GIVEN PROBLEM ▸
Please output only the lines that run from the line containing "Convert this document image to plain text." through the end of the material below, exactly.

PROVIDED DATA ▸
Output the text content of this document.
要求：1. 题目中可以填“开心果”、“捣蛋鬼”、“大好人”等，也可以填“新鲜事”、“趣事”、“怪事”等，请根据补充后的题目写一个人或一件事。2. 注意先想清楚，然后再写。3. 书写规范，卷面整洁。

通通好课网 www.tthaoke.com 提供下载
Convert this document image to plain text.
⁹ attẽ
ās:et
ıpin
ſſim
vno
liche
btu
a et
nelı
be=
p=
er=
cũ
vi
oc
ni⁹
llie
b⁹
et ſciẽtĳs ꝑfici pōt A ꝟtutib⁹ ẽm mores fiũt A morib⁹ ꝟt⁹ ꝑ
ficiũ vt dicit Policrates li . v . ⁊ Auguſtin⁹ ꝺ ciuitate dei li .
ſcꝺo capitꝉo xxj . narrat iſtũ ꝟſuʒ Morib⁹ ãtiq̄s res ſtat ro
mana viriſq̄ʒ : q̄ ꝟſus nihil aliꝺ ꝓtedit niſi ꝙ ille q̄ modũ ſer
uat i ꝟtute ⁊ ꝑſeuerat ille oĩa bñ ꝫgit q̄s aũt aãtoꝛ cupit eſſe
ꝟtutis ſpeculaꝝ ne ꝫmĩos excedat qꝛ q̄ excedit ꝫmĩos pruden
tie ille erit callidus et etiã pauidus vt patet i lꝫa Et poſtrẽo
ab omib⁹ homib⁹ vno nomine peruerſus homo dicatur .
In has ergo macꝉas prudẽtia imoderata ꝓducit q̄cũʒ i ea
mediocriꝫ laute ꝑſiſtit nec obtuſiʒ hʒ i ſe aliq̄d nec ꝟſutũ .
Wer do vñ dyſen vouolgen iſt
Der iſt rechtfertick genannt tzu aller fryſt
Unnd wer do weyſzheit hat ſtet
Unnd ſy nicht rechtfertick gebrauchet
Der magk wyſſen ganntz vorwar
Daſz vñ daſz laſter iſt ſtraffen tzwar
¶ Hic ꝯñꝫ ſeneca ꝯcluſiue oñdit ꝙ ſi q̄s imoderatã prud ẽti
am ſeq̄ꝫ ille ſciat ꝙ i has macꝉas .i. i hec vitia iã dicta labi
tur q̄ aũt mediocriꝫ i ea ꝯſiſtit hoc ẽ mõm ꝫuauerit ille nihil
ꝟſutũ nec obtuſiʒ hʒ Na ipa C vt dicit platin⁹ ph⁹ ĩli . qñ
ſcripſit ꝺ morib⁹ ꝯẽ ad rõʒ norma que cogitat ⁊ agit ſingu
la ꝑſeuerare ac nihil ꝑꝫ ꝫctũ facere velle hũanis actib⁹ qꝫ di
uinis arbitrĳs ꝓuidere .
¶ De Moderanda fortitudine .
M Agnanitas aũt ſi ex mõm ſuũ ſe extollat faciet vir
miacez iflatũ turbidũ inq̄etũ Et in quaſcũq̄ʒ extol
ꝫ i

WORKED SOLUTION ▸
Convert this document image to plain text.
⁹ attẽ
ās:et
ıpin
ſſim
vno
liche
btu
a et
nelı
be=
p=
er=
cũ
vi
oc
ni⁹
llie
b⁹
et ſciẽtĳs ꝑfici pōt A ꝟtutib⁹ ẽm mores fiũt A morib⁹ ꝟt⁹ ꝑ
ficiũ vt dicit Policrates li . v . ⁊ Auguſtin⁹ ꝺ ciuitate dei li .
ſcꝺo capitꝉo xxj . narrat iſtũ ꝟſuʒ Morib⁹ ãtiq̄s res ſtat ro
mana viriſq̄ʒ : q̄ ꝟſus nihil aliꝺ ꝓtedit niſi ꝙ ille q̄ modũ ſer
uat i ꝟtute ⁊ ꝑſeuerat ille oĩa bñ ꝫgit q̄s aũt aãtoꝛ cupit eſſe
ꝟtutis ſpeculaꝝ ne ꝫmĩos excedat qꝛ q̄ excedit ꝫmĩos pruden
tie ille erit callidus et etiã pauidus vt patet i lꝫa Et poſtrẽo
ab omib⁹ homib⁹ vno nomine peruerſus homo dicatur .
In has ergo macꝉas prudẽtia imoderata ꝓducit q̄cũʒ i ea
mediocriꝫ laute ꝑſiſtit nec obtuſiʒ hʒ i ſe aliq̄d nec ꝟſutũ .
Wer do vñ dyſen vouolgen iſt
Der iſt rechtfertick genannt tzu aller fryſt
Unnd wer do weyſzheit hat ſtet
Unnd ſy nicht rechtfertick gebrauchet
Der magk wyſſen ganntz vorwar
Daſz vñ daſz laſter iſt ſtraffen tzwar
¶ Hic ꝯñꝫ ſeneca ꝯcluſiue oñdit ꝙ ſi q̄s imoderatã prud ẽti
am ſeq̄ꝫ ille ſciat ꝙ i has macꝉas .i. i hec vitia iã dicta labi
tur q̄ aũt mediocriꝫ i ea ꝯſiſtit hoc ẽ mõm ꝫuauerit ille nihil
ꝟſutũ nec obtuſiʒ hʒ Na ipa C vt dicit platin⁹ ph⁹ ĩli . qñ
ſcripſit ꝺ morib⁹ ꝯẽ ad rõʒ norma que cogitat ⁊ agit ſingu
la ꝑſeuerare ac nihil ꝑꝫ ꝫctũ facere velle hũanis actib⁹ qꝫ di
uinis arbitrĳs ꝓuidere .
¶ De Moderanda fortitudine .
M Agnanitas aũt ſi ex mõm ſuũ ſe extollat faciet vir
miacez iflatũ turbidũ inq̄etũ Et in quaſcũq̄ʒ extol
ꝫ i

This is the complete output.